» **Prompt**
Write out each line exactly as it stands, please.

***** Input material *****

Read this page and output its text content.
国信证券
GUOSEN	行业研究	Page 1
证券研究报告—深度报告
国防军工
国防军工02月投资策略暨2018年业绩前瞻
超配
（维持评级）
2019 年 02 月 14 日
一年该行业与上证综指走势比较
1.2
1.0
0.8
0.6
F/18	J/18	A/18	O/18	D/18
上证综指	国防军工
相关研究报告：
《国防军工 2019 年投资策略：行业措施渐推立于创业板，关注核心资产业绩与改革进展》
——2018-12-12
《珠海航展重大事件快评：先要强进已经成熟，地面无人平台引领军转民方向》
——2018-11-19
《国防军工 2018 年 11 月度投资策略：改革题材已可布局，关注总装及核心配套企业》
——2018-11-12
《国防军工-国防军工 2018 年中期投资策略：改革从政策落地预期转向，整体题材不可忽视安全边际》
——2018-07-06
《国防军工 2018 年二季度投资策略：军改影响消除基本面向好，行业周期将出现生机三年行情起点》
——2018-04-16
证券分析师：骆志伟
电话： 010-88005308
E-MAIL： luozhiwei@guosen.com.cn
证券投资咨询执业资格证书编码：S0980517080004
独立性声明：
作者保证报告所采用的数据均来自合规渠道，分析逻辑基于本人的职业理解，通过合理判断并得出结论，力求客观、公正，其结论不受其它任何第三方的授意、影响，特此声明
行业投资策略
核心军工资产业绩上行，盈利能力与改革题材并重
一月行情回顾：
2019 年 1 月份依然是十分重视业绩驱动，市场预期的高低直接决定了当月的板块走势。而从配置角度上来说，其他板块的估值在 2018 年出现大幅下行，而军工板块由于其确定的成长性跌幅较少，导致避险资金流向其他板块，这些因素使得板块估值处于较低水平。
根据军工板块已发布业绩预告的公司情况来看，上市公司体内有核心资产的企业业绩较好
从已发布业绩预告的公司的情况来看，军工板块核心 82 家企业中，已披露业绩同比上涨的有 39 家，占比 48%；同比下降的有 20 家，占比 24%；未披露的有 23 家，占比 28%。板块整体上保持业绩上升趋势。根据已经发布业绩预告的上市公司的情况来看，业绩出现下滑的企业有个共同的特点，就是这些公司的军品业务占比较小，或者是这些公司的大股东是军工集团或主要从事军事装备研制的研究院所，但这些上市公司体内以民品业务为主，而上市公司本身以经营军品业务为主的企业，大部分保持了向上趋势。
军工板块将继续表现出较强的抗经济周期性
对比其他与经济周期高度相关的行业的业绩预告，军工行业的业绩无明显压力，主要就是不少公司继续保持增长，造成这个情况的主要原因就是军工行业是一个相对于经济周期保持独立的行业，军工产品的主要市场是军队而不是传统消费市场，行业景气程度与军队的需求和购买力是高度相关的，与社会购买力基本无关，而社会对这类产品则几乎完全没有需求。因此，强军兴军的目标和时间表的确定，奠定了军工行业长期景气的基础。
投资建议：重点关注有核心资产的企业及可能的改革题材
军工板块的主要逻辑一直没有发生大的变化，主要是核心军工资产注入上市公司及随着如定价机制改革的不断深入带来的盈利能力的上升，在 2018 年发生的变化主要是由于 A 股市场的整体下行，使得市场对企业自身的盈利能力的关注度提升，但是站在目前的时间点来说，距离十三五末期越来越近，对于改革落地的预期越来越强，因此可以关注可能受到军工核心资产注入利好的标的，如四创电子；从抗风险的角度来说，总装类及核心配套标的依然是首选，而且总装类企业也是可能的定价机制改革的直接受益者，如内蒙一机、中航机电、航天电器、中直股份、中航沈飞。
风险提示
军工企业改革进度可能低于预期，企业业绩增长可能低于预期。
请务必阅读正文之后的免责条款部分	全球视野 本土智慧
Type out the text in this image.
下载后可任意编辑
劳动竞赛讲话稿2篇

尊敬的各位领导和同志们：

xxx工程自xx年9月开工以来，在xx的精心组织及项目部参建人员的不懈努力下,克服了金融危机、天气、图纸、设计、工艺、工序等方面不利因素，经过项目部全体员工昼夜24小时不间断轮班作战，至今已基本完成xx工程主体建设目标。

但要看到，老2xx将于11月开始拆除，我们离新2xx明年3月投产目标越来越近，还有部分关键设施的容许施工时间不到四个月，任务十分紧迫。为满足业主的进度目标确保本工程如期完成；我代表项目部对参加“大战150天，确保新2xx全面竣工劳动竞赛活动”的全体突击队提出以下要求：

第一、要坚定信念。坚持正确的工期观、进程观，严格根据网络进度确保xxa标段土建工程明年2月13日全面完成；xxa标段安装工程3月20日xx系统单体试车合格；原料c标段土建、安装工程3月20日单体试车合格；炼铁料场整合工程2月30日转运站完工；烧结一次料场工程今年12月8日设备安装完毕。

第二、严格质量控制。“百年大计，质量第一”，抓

*****

» **Output of the exercise**
Read this page and output its text content.
国信证券
GUOSEN	行业研究	Page 1
证券研究报告—深度报告
国防军工
国防军工02月投资策略暨2018年业绩前瞻
超配
（维持评级）
2019 年 02 月 14 日
一年该行业与上证综指走势比较
1.2
1.0
0.8
0.6
F/18	J/18	A/18	O/18	D/18
上证综指	国防军工
相关研究报告：
《国防军工 2019 年投资策略：行业措施渐推立于创业板，关注核心资产业绩与改革进展》
——2018-12-12
《珠海航展重大事件快评：先要强进已经成熟，地面无人平台引领军转民方向》
——2018-11-19
《国防军工 2018 年 11 月度投资策略：改革题材已可布局，关注总装及核心配套企业》
——2018-11-12
《国防军工-国防军工 2018 年中期投资策略：改革从政策落地预期转向，整体题材不可忽视安全边际》
——2018-07-06
《国防军工 2018 年二季度投资策略：军改影响消除基本面向好，行业周期将出现生机三年行情起点》
——2018-04-16
证券分析师：骆志伟
电话： 010-88005308
E-MAIL： luozhiwei@guosen.com.cn
证券投资咨询执业资格证书编码：S0980517080004
独立性声明：
作者保证报告所采用的数据均来自合规渠道，分析逻辑基于本人的职业理解，通过合理判断并得出结论，力求客观、公正，其结论不受其它任何第三方的授意、影响，特此声明
行业投资策略
核心军工资产业绩上行，盈利能力与改革题材并重
一月行情回顾：
2019 年 1 月份依然是十分重视业绩驱动，市场预期的高低直接决定了当月的板块走势。而从配置角度上来说，其他板块的估值在 2018 年出现大幅下行，而军工板块由于其确定的成长性跌幅较少，导致避险资金流向其他板块，这些因素使得板块估值处于较低水平。
根据军工板块已发布业绩预告的公司情况来看，上市公司体内有核心资产的企业业绩较好
从已发布业绩预告的公司的情况来看，军工板块核心 82 家企业中，已披露业绩同比上涨的有 39 家，占比 48%；同比下降的有 20 家，占比 24%；未披露的有 23 家，占比 28%。板块整体上保持业绩上升趋势。根据已经发布业绩预告的上市公司的情况来看，业绩出现下滑的企业有个共同的特点，就是这些公司的军品业务占比较小，或者是这些公司的大股东是军工集团或主要从事军事装备研制的研究院所，但这些上市公司体内以民品业务为主，而上市公司本身以经营军品业务为主的企业，大部分保持了向上趋势。
军工板块将继续表现出较强的抗经济周期性
对比其他与经济周期高度相关的行业的业绩预告，军工行业的业绩无明显压力，主要就是不少公司继续保持增长，造成这个情况的主要原因就是军工行业是一个相对于经济周期保持独立的行业，军工产品的主要市场是军队而不是传统消费市场，行业景气程度与军队的需求和购买力是高度相关的，与社会购买力基本无关，而社会对这类产品则几乎完全没有需求。因此，强军兴军的目标和时间表的确定，奠定了军工行业长期景气的基础。
投资建议：重点关注有核心资产的企业及可能的改革题材
军工板块的主要逻辑一直没有发生大的变化，主要是核心军工资产注入上市公司及随着如定价机制改革的不断深入带来的盈利能力的上升，在 2018 年发生的变化主要是由于 A 股市场的整体下行，使得市场对企业自身的盈利能力的关注度提升，但是站在目前的时间点来说，距离十三五末期越来越近，对于改革落地的预期越来越强，因此可以关注可能受到军工核心资产注入利好的标的，如四创电子；从抗风险的角度来说，总装类及核心配套标的依然是首选，而且总装类企业也是可能的定价机制改革的直接受益者，如内蒙一机、中航机电、航天电器、中直股份、中航沈飞。
风险提示
军工企业改革进度可能低于预期，企业业绩增长可能低于预期。
请务必阅读正文之后的免责条款部分	全球视野 本土智慧
Type out the text in this image.
下载后可任意编辑
劳动竞赛讲话稿2篇

尊敬的各位领导和同志们：

xxx工程自xx年9月开工以来，在xx的精心组织及项目部参建人员的不懈努力下,克服了金融危机、天气、图纸、设计、工艺、工序等方面不利因素，经过项目部全体员工昼夜24小时不间断轮班作战，至今已基本完成xx工程主体建设目标。

但要看到，老2xx将于11月开始拆除，我们离新2xx明年3月投产目标越来越近，还有部分关键设施的容许施工时间不到四个月，任务十分紧迫。为满足业主的进度目标确保本工程如期完成；我代表项目部对参加“大战150天，确保新2xx全面竣工劳动竞赛活动”的全体突击队提出以下要求：

第一、要坚定信念。坚持正确的工期观、进程观，严格根据网络进度确保xxa标段土建工程明年2月13日全面完成；xxa标段安装工程3月20日xx系统单体试车合格；原料c标段土建、安装工程3月20日单体试车合格；炼铁料场整合工程2月30日转运站完工；烧结一次料场工程今年12月8日设备安装完毕。

第二、严格质量控制。“百年大计，质量第一”，抓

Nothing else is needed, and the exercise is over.